>> begin
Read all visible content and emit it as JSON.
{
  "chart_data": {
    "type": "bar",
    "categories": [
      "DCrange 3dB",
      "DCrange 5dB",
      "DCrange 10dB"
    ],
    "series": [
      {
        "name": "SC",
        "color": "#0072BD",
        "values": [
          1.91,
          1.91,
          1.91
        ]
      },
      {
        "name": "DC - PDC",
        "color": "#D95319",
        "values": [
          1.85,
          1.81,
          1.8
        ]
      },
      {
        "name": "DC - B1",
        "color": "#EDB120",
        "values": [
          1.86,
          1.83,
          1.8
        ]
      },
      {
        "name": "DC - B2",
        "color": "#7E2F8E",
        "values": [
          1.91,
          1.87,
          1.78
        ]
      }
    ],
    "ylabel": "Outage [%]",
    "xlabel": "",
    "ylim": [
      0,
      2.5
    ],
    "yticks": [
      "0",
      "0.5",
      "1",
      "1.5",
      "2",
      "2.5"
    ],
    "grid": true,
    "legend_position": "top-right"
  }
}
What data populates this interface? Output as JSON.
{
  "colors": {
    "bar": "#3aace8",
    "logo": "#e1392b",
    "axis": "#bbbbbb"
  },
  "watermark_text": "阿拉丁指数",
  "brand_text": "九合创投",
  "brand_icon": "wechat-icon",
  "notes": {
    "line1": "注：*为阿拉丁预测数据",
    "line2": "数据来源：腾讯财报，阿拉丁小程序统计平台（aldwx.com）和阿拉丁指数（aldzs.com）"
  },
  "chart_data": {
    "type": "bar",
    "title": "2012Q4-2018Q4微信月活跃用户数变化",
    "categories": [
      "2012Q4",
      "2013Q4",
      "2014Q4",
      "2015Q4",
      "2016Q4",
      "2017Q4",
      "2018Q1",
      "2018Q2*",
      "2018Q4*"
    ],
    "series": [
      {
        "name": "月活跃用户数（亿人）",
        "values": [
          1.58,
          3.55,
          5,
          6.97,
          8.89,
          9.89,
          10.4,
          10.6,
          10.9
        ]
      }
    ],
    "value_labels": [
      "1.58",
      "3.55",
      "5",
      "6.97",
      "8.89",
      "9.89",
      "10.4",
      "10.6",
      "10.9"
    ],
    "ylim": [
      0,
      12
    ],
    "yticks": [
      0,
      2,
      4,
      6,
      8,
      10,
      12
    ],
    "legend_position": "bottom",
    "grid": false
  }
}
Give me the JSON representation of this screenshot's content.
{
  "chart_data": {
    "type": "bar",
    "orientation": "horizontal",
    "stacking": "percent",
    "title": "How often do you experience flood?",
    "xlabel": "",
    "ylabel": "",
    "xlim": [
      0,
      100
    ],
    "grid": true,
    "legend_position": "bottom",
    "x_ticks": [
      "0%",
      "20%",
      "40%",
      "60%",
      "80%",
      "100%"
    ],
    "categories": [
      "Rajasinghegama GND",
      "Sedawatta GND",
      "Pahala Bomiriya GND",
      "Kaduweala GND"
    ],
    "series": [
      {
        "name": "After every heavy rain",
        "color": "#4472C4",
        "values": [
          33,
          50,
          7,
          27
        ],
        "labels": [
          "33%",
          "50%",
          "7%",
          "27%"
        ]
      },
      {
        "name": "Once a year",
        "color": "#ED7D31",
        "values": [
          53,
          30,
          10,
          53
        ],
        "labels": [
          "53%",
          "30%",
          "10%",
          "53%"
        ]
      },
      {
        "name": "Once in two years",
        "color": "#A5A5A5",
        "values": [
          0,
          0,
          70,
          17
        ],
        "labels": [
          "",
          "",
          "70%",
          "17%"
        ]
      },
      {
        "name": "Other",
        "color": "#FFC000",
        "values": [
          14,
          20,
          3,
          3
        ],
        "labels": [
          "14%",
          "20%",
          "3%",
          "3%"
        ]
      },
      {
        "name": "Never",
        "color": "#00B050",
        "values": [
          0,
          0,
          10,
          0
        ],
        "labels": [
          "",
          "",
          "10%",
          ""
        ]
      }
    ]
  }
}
>> end
## GIVEN EXERCISE
The listing above must be transcribed exactly, line by line.

## PROBLEM SOLUTION
Read all visible content and emit it as JSON.
{
  "chart_data": {
    "type": "bar",
    "categories": [
      "DCrange 3dB",
      "DCrange 5dB",
      "DCrange 10dB"
    ],
    "series": [
      {
        "name": "SC",
        "color": "#0072BD",
        "values": [
          1.91,
          1.91,
          1.91
        ]
      },
      {
        "name": "DC - PDC",
        "color": "#D95319",
        "values": [
          1.85,
          1.81,
          1.8
        ]
      },
      {
        "name": "DC - B1",
        "color": "#EDB120",
        "values": [
          1.86,
          1.83,
          1.8
        ]
      },
      {
        "name": "DC - B2",
        "color": "#7E2F8E",
        "values": [
          1.91,
          1.87,
          1.78
        ]
      }
    ],
    "ylabel": "Outage [%]",
    "xlabel": "",
    "ylim": [
      0,
      2.5
    ],
    "yticks": [
      "0",
      "0.5",
      "1",
      "1.5",
      "2",
      "2.5"
    ],
    "grid": true,
    "legend_position": "top-right"
  }
}
What data populates this interface? Output as JSON.
{
  "colors": {
    "bar": "#3aace8",
    "logo": "#e1392b",
    "axis": "#bbbbbb"
  },
  "watermark_text": "阿拉丁指数",
  "brand_text": "九合创投",
  "brand_icon": "wechat-icon",
  "notes": {
    "line1": "注：*为阿拉丁预测数据",
    "line2": "数据来源：腾讯财报，阿拉丁小程序统计平台（aldwx.com）和阿拉丁指数（aldzs.com）"
  },
  "chart_data": {
    "type": "bar",
    "title": "2012Q4-2018Q4微信月活跃用户数变化",
    "categories": [
      "2012Q4",
      "2013Q4",
      "2014Q4",
      "2015Q4",
      "2016Q4",
      "2017Q4",
      "2018Q1",
      "2018Q2*",
      "2018Q4*"
    ],
    "series": [
      {
        "name": "月活跃用户数（亿人）",
        "values": [
          1.58,
          3.55,
          5,
          6.97,
          8.89,
          9.89,
          10.4,
          10.6,
          10.9
        ]
      }
    ],
    "value_labels": [
      "1.58",
      "3.55",
      "5",
      "6.97",
      "8.89",
      "9.89",
      "10.4",
      "10.6",
      "10.9"
    ],
    "ylim": [
      0,
      12
    ],
    "yticks": [
      0,
      2,
      4,
      6,
      8,
      10,
      12
    ],
    "legend_position": "bottom",
    "grid": false
  }
}
Give me the JSON representation of this screenshot's content.
{
  "chart_data": {
    "type": "bar",
    "orientation": "horizontal",
    "stacking": "percent",
    "title": "How often do you experience flood?",
    "xlabel": "",
    "ylabel": "",
    "xlim": [
      0,
      100
    ],
    "grid": true,
    "legend_position": "bottom",
    "x_ticks": [
      "0%",
      "20%",
      "40%",
      "60%",
      "80%",
      "100%"
    ],
    "categories": [
      "Rajasinghegama GND",
      "Sedawatta GND",
      "Pahala Bomiriya GND",
      "Kaduweala GND"
    ],
    "series": [
      {
        "name": "After every heavy rain",
        "color": "#4472C4",
        "values": [
          33,
          50,
          7,
          27
        ],
        "labels": [
          "33%",
          "50%",
          "7%",
          "27%"
        ]
      },
      {
        "name": "Once a year",
        "color": "#ED7D31",
        "values": [
          53,
          30,
          10,
          53
        ],
        "labels": [
          "53%",
          "30%",
          "10%",
          "53%"
        ]
      },
      {
        "name": "Once in two years",
        "color": "#A5A5A5",
        "values": [
          0,
          0,
          70,
          17
        ],
        "labels": [
          "",
          "",
          "70%",
          "17%"
        ]
      },
      {
        "name": "Other",
        "color": "#FFC000",
        "values": [
          14,
          20,
          3,
          3
        ],
        "labels": [
          "14%",
          "20%",
          "3%",
          "3%"
        ]
      },
      {
        "name": "Never",
        "color": "#00B050",
        "values": [
          0,
          0,
          10,
          0
        ],
        "labels": [
          "",
          "",
          "10%",
          ""
        ]
      }
    ]
  }
}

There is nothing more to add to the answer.